Reproduce each line bearing the word "degr".

Stored rows
—————
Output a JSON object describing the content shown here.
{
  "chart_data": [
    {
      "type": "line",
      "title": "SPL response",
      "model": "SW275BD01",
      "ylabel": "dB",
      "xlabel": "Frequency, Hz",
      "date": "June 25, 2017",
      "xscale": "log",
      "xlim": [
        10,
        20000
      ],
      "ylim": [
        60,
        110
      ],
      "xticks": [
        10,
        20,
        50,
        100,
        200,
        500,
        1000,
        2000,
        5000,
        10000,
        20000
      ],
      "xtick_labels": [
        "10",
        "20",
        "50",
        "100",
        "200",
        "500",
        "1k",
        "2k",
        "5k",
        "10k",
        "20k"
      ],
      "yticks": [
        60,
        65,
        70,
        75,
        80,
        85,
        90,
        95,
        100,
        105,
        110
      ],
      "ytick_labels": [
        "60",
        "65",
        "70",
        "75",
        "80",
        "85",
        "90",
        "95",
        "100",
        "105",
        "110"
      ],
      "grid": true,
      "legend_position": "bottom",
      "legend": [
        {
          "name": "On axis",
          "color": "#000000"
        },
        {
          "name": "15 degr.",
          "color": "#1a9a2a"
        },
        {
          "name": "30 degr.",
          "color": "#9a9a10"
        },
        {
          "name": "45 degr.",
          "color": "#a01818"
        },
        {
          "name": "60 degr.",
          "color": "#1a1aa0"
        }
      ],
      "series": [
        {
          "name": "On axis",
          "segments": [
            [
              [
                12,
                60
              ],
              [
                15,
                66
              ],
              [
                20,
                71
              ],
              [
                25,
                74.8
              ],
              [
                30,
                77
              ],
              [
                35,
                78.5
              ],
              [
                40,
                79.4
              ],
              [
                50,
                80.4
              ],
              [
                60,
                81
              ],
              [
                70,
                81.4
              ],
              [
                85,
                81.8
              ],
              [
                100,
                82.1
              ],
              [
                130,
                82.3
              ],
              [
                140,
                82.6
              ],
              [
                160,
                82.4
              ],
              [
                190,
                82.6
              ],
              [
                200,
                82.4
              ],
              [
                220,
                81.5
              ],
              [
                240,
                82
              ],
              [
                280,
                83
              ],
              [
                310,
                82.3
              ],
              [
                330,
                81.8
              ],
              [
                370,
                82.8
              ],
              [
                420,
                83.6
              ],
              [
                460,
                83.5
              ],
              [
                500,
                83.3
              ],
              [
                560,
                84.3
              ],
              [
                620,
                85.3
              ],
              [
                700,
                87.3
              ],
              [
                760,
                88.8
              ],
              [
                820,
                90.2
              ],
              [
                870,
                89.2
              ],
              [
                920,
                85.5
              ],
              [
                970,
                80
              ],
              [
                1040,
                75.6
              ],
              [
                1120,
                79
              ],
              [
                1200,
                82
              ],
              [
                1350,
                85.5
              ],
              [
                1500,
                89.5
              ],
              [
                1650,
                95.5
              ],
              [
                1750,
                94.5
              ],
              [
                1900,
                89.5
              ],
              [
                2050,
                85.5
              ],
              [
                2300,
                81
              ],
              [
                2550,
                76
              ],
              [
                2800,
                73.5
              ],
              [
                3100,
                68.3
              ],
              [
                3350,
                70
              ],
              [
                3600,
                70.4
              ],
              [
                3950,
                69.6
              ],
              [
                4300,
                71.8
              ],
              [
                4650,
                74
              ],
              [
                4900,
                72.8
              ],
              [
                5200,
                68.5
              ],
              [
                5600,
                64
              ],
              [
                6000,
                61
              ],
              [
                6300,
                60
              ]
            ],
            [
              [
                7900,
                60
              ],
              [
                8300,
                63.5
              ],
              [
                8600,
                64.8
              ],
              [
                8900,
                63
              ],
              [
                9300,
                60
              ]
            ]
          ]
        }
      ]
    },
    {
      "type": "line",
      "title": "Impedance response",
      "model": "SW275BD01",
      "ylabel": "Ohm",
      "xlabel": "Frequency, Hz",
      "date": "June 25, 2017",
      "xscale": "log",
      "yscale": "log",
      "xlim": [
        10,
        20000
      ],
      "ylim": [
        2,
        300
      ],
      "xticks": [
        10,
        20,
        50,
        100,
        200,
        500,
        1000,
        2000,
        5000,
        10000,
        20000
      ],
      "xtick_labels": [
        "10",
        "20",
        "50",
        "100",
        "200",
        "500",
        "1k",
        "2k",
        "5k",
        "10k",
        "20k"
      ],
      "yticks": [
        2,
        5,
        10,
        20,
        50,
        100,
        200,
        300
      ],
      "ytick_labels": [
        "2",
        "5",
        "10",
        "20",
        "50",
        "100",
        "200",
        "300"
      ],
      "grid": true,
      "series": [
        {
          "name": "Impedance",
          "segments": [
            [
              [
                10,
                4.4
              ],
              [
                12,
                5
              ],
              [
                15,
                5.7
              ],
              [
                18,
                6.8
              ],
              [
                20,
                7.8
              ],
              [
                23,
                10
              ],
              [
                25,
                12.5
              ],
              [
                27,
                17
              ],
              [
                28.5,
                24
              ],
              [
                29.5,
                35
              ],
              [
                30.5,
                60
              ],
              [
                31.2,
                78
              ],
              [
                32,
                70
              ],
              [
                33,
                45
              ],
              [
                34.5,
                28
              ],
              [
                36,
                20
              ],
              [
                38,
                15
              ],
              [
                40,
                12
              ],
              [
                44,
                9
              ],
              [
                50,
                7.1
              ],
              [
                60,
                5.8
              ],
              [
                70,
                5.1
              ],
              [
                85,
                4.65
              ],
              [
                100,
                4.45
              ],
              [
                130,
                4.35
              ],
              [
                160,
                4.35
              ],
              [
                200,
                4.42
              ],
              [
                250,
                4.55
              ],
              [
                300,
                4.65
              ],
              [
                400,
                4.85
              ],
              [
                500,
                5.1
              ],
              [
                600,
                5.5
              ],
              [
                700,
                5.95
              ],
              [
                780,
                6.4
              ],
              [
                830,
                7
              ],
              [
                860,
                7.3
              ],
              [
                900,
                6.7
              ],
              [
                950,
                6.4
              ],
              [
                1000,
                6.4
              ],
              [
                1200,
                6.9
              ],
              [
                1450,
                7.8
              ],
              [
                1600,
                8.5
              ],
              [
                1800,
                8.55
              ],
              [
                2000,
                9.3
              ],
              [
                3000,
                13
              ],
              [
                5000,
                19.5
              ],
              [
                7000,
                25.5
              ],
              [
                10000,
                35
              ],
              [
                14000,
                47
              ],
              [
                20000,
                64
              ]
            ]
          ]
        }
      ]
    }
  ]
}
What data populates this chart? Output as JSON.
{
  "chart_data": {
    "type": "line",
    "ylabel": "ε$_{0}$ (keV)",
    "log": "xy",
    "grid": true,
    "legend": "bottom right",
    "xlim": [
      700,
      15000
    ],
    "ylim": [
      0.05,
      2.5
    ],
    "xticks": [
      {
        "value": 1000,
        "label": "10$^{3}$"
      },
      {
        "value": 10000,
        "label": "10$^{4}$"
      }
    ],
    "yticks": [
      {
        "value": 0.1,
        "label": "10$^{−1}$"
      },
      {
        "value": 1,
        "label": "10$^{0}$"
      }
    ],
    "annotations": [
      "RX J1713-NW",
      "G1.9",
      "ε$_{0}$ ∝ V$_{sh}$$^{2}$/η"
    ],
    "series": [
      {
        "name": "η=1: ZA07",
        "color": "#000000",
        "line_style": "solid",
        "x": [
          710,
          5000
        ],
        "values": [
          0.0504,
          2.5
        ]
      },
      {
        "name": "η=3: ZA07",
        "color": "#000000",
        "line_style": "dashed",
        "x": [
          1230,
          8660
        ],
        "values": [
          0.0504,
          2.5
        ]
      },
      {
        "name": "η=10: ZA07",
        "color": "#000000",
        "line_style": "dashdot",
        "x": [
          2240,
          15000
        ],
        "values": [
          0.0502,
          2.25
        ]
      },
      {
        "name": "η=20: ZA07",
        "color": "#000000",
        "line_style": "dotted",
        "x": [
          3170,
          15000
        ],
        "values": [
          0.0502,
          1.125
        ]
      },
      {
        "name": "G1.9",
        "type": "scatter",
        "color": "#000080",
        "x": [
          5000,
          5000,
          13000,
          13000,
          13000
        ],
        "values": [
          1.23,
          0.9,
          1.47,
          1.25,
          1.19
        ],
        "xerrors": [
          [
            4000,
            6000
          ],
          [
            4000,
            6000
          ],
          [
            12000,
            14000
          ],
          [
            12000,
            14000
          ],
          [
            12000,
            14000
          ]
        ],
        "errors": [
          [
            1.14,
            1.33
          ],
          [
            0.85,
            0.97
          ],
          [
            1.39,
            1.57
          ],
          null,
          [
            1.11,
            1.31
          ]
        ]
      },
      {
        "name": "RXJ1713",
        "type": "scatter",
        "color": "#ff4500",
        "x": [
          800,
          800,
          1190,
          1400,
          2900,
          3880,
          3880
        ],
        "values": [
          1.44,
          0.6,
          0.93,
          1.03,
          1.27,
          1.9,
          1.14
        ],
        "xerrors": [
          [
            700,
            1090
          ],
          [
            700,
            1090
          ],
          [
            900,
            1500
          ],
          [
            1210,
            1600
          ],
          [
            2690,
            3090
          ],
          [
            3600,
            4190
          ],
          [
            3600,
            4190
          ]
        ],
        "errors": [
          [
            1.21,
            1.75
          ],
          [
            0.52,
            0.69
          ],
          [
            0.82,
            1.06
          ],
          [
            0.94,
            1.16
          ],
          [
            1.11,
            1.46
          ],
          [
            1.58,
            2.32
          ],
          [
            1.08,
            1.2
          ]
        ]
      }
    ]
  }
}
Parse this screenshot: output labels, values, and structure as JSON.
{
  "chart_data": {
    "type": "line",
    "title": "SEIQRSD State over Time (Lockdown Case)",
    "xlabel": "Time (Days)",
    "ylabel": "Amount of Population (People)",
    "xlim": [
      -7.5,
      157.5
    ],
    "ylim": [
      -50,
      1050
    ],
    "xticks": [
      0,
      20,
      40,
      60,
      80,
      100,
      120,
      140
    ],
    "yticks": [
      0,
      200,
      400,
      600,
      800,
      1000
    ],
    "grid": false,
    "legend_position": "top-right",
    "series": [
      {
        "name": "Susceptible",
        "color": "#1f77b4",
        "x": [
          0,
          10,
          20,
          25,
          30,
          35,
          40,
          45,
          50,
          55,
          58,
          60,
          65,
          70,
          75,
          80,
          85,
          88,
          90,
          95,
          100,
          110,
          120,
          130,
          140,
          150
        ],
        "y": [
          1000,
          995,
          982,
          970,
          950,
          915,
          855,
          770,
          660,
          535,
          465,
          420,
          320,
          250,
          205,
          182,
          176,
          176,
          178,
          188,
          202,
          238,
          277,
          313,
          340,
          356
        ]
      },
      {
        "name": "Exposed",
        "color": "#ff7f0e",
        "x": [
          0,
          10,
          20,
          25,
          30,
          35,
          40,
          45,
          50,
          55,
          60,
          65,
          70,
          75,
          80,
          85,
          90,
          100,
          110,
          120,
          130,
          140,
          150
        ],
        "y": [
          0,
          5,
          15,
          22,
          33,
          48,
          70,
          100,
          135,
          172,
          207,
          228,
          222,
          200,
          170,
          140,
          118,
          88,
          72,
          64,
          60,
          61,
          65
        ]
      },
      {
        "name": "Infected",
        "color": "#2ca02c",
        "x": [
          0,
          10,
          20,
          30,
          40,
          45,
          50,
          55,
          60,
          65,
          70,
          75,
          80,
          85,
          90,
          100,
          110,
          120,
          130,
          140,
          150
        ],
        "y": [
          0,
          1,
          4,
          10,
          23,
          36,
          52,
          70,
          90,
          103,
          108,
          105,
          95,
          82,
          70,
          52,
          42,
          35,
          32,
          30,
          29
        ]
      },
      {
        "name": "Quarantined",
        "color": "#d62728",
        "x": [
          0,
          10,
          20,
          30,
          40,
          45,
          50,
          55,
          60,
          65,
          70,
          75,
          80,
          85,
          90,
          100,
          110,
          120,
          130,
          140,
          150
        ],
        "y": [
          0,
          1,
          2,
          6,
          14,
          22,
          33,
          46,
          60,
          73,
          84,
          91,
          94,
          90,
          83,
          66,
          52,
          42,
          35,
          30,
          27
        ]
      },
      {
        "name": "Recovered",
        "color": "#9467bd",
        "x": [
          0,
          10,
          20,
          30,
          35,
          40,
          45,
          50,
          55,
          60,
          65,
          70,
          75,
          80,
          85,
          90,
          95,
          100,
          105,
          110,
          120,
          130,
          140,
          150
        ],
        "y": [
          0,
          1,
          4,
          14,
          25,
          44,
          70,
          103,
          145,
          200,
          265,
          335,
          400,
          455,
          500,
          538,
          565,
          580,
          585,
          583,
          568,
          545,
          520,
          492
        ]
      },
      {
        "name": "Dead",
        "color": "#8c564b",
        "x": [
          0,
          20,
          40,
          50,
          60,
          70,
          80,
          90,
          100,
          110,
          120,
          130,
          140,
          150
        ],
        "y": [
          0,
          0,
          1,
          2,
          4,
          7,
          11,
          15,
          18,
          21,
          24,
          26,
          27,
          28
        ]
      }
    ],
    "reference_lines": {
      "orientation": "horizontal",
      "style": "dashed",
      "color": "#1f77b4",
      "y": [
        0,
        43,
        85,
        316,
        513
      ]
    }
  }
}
—————
In response
          "name": "15 degr.",
          "name": "30 degr.",
          "name": "45 degr.",
          "name": "60 degr.",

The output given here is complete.